## Challenge
For each line below that includes the word "Marschallst", make a copy.

○ ○ ○

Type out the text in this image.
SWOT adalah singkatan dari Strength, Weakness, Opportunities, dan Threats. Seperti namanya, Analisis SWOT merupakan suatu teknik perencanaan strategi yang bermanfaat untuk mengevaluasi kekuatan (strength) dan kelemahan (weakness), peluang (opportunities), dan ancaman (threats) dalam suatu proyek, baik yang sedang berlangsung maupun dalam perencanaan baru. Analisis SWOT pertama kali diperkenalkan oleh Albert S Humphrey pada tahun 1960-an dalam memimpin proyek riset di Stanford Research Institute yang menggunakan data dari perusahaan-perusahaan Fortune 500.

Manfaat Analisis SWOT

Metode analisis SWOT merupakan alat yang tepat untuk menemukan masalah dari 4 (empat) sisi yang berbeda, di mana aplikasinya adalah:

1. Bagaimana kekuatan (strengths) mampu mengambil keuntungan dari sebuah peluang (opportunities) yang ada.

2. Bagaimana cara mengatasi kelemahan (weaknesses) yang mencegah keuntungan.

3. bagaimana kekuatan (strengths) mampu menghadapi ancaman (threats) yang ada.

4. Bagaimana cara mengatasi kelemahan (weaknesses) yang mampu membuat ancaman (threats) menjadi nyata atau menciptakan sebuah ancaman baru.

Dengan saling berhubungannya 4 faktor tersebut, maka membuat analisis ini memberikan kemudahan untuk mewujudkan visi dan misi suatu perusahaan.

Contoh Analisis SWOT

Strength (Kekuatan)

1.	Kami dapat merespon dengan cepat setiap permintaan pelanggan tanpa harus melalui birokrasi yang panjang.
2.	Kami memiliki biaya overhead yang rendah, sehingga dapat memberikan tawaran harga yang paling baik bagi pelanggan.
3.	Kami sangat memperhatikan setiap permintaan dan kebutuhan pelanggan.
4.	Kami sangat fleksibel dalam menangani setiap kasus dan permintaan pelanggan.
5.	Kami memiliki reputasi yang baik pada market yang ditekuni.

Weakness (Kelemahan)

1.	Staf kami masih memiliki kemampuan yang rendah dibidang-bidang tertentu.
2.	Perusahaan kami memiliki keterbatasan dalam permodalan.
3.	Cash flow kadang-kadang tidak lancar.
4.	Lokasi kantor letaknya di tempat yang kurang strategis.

○ ○ ○

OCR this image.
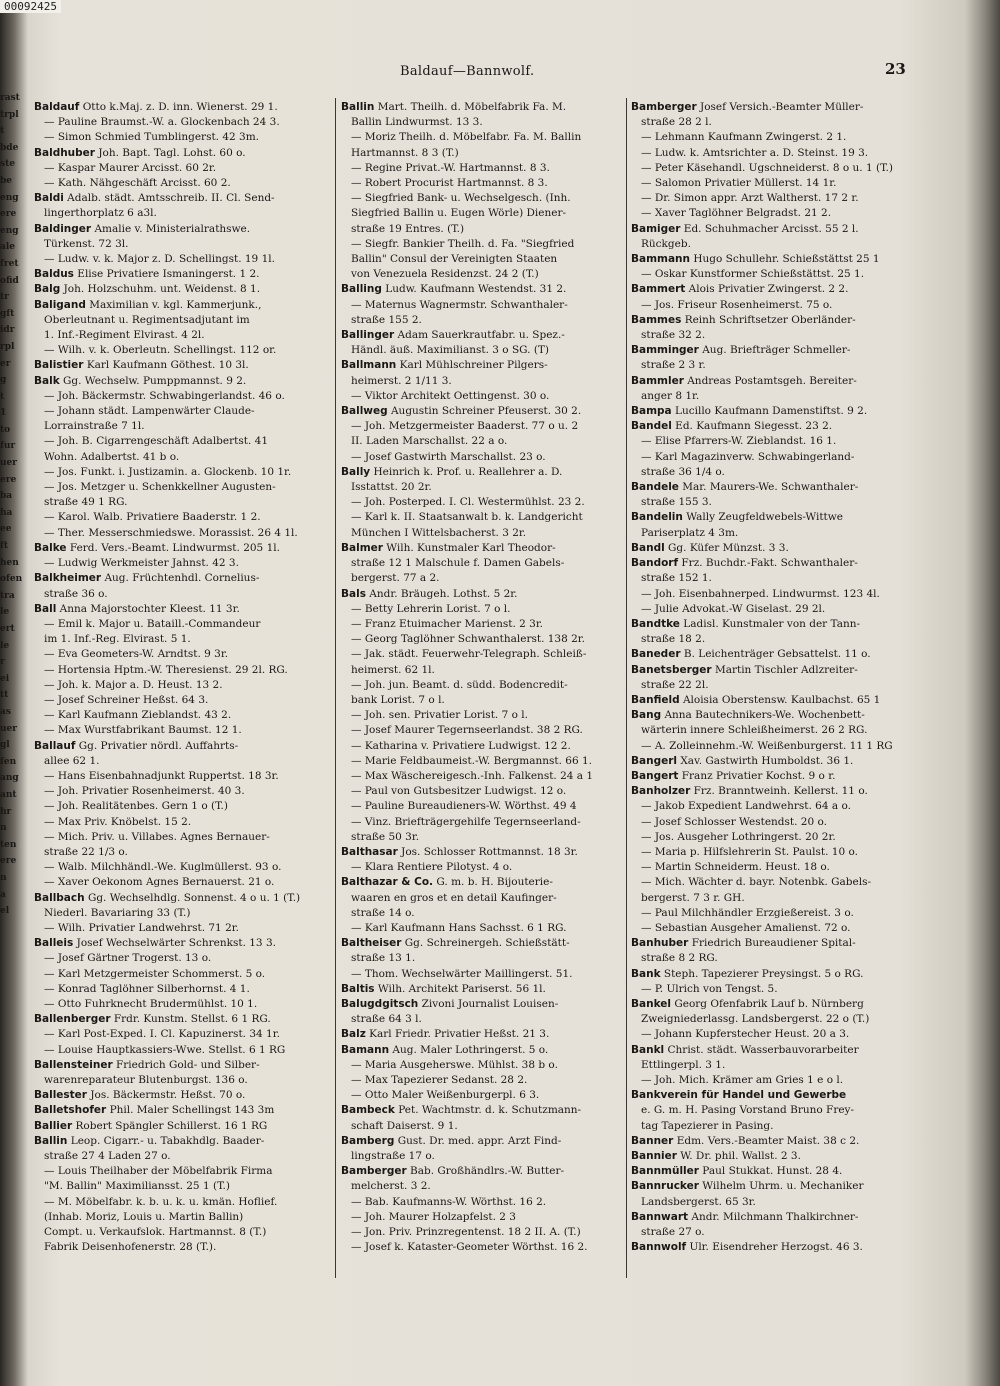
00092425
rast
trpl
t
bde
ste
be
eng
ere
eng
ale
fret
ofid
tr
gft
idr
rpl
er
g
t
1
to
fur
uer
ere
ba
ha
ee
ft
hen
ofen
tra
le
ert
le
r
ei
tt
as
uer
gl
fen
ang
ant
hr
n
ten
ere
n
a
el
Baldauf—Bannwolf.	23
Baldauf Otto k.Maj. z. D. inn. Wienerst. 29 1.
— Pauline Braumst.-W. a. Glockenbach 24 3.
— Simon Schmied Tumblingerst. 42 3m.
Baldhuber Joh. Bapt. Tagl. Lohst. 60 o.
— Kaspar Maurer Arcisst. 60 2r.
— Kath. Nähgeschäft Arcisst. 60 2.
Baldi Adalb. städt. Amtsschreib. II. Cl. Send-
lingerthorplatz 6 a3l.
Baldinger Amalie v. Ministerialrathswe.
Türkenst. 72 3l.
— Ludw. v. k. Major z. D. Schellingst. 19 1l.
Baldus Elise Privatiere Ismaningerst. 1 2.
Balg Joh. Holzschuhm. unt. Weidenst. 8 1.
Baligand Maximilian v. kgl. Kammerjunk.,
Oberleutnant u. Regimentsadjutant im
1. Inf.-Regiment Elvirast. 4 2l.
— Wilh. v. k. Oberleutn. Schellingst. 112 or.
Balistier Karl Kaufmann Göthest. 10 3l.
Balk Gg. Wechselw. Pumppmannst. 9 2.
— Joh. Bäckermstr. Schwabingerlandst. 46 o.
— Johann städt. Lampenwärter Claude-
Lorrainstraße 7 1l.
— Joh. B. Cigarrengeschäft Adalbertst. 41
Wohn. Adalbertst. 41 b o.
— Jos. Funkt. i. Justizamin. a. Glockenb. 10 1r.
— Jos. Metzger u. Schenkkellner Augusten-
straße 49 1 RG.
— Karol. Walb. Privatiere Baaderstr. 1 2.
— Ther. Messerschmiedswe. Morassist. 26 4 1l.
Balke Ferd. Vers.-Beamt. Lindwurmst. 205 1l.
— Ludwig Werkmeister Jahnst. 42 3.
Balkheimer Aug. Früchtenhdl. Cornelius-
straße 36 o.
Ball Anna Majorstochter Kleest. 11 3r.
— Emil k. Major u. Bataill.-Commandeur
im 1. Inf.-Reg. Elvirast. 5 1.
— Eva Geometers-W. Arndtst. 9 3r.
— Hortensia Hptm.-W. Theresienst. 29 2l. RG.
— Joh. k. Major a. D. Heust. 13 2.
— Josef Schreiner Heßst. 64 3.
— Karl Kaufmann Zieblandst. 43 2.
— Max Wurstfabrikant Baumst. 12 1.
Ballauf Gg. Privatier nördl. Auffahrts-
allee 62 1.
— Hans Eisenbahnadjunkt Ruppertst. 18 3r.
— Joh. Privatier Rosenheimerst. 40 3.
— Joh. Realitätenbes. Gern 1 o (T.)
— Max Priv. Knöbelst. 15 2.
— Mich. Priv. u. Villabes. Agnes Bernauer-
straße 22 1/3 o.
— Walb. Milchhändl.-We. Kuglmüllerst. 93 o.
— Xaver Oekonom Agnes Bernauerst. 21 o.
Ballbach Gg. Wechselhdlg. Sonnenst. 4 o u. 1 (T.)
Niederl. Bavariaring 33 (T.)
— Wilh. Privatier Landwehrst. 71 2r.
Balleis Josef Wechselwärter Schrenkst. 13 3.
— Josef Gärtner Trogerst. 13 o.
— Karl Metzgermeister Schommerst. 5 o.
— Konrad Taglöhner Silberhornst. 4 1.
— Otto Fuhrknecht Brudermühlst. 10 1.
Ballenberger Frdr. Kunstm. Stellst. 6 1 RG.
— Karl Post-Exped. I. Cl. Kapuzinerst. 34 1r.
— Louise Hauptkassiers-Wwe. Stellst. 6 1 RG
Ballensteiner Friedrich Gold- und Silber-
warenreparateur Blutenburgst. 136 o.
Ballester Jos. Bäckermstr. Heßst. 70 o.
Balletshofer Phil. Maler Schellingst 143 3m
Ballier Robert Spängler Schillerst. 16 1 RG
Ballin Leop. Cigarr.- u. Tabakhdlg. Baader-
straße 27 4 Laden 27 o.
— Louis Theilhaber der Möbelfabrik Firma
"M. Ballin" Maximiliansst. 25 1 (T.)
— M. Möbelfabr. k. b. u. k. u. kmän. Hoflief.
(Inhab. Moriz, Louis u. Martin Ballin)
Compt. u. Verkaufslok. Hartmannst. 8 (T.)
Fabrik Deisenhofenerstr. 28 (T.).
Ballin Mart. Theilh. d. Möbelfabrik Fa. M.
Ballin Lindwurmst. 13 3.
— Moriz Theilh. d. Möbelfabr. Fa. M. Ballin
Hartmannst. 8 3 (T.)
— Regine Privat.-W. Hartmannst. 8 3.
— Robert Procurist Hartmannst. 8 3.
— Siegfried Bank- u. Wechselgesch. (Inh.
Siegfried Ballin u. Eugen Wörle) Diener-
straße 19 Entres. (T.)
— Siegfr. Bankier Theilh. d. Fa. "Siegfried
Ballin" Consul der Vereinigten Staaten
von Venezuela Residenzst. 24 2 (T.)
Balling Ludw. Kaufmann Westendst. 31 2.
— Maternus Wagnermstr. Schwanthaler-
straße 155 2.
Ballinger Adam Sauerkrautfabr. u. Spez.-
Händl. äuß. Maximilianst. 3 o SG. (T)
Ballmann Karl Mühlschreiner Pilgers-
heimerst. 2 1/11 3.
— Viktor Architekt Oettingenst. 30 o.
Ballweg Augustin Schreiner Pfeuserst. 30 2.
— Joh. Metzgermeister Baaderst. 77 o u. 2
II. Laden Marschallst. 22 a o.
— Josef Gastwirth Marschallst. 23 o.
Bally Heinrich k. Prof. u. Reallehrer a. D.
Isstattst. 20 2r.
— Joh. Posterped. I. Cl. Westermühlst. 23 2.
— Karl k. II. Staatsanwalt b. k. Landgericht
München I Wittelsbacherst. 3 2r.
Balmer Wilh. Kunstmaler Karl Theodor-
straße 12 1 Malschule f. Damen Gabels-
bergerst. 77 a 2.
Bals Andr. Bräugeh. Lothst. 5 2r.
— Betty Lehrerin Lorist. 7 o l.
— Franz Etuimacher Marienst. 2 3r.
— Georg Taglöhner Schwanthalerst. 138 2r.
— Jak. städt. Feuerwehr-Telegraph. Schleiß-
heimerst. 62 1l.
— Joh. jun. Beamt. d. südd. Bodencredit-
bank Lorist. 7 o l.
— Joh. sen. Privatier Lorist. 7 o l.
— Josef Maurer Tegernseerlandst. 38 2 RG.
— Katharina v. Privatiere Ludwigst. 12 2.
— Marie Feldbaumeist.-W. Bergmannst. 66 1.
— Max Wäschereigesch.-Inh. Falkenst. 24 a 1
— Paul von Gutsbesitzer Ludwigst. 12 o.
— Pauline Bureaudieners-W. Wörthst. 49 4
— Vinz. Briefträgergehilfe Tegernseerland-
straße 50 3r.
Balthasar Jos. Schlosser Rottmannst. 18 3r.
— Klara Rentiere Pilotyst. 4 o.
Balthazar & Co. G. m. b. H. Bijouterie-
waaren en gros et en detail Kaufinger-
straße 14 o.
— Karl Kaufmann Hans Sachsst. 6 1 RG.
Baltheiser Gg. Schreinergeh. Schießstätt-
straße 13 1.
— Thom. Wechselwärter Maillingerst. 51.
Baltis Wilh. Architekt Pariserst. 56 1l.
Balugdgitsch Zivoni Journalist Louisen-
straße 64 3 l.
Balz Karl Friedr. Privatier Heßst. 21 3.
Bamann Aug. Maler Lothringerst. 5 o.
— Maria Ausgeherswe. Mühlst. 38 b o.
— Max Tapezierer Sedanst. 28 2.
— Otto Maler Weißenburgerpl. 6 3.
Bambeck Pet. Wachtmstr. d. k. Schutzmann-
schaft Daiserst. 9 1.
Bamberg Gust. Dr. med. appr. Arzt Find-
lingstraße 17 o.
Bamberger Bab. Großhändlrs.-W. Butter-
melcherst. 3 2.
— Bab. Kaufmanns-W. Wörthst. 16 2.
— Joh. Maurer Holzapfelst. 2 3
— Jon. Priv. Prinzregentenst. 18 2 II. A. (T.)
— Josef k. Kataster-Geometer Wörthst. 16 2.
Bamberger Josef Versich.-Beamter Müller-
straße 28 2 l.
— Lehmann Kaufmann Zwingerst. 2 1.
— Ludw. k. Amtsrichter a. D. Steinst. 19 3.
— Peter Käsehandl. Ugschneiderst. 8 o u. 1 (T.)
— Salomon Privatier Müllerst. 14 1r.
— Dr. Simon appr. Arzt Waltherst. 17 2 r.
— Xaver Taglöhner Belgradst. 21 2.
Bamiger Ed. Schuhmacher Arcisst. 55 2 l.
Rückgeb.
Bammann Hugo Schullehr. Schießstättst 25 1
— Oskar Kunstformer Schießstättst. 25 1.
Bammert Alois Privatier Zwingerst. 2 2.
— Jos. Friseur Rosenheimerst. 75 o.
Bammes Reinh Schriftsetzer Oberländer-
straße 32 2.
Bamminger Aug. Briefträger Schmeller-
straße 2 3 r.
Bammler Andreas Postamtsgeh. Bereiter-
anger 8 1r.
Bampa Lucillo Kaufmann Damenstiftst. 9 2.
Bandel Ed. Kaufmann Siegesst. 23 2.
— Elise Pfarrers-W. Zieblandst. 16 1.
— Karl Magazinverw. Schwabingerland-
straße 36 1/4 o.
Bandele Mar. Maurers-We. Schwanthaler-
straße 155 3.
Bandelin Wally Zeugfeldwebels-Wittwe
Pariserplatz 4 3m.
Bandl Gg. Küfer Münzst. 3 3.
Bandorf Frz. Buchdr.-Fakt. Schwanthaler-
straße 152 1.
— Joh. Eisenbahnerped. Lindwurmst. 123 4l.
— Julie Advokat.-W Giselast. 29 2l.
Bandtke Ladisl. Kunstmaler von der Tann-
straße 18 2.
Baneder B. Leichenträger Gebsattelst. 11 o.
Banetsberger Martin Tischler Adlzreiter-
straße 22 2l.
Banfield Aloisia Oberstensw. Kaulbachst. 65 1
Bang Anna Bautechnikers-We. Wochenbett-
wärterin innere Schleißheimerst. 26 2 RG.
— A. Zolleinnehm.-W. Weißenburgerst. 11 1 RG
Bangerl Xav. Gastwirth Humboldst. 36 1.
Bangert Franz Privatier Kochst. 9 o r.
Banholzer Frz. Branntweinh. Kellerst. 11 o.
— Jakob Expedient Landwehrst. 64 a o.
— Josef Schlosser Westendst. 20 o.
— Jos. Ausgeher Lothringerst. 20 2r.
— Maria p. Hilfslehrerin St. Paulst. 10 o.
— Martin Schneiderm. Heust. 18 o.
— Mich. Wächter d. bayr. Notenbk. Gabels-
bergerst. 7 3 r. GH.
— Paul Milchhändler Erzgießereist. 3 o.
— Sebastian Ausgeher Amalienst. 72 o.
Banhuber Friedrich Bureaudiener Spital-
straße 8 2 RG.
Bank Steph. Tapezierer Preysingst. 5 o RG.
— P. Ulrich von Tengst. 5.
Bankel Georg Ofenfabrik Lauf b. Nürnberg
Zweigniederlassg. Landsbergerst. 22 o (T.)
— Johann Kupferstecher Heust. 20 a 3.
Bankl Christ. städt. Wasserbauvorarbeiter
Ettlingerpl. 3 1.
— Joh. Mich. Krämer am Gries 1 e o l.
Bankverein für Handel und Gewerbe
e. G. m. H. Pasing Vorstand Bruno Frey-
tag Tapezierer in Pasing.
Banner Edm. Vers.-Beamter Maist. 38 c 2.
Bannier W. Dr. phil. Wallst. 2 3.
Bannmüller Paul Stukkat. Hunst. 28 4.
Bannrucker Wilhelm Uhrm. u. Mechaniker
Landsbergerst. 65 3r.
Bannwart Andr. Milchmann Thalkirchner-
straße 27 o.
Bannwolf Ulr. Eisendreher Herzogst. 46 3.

○ ○ ○

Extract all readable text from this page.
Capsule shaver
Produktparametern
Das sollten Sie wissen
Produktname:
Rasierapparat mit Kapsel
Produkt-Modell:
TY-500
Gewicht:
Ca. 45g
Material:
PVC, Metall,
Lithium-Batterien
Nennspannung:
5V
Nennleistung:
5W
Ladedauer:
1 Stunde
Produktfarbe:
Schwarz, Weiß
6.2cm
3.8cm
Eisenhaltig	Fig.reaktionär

○ ○ ○

## Response
II. Laden Marschallst. 22 a o.
— Josef Gastwirth Marschallst. 23 o.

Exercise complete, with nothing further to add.